▶ _Your objective_
Copy, from the entries below, each line where the word "Figure" can be found.

▶ _Dataset_
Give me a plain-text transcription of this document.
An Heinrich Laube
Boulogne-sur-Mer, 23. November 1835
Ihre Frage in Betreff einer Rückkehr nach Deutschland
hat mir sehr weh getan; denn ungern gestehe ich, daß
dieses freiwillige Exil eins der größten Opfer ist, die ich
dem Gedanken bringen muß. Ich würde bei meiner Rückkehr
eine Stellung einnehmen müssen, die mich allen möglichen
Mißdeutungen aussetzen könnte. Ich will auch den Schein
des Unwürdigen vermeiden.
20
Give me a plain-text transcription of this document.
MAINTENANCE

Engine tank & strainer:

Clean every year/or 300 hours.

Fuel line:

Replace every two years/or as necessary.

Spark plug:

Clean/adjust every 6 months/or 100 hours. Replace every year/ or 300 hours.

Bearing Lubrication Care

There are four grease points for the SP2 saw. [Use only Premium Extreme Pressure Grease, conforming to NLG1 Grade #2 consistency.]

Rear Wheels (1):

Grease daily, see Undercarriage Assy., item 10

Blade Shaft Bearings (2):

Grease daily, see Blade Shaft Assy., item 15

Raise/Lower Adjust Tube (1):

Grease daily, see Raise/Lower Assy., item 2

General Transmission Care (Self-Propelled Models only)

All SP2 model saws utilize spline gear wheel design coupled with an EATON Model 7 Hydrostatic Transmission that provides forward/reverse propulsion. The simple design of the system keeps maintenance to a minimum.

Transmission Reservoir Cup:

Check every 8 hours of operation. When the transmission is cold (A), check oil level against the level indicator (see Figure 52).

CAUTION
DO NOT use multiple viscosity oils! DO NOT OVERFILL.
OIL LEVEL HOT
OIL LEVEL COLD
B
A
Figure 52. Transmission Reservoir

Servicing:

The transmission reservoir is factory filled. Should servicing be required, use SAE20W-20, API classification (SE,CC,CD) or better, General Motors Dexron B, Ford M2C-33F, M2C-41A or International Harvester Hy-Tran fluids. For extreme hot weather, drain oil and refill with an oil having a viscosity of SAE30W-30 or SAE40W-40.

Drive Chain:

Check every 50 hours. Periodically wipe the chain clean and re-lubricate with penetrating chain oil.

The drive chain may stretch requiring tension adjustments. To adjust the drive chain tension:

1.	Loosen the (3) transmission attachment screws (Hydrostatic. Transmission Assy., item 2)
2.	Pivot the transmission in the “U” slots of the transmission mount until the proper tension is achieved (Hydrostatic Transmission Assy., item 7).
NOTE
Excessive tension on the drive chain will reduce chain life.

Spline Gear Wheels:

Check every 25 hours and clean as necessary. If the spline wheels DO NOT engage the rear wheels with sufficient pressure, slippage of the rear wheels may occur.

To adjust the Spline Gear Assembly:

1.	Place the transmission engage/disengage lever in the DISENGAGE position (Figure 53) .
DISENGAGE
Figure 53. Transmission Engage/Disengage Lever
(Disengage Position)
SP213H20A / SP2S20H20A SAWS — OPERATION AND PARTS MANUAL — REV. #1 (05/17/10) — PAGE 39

▶ _Answer for this exercise_
Check every 8 hours of operation. When the transmission is cold (A), check oil level against the level indicator (see Figure 52).
Figure 52. Transmission Reservoir
1.	Place the transmission engage/disengage lever in the DISENGAGE position (Figure 53) .
Figure 53. Transmission Engage/Disengage Lever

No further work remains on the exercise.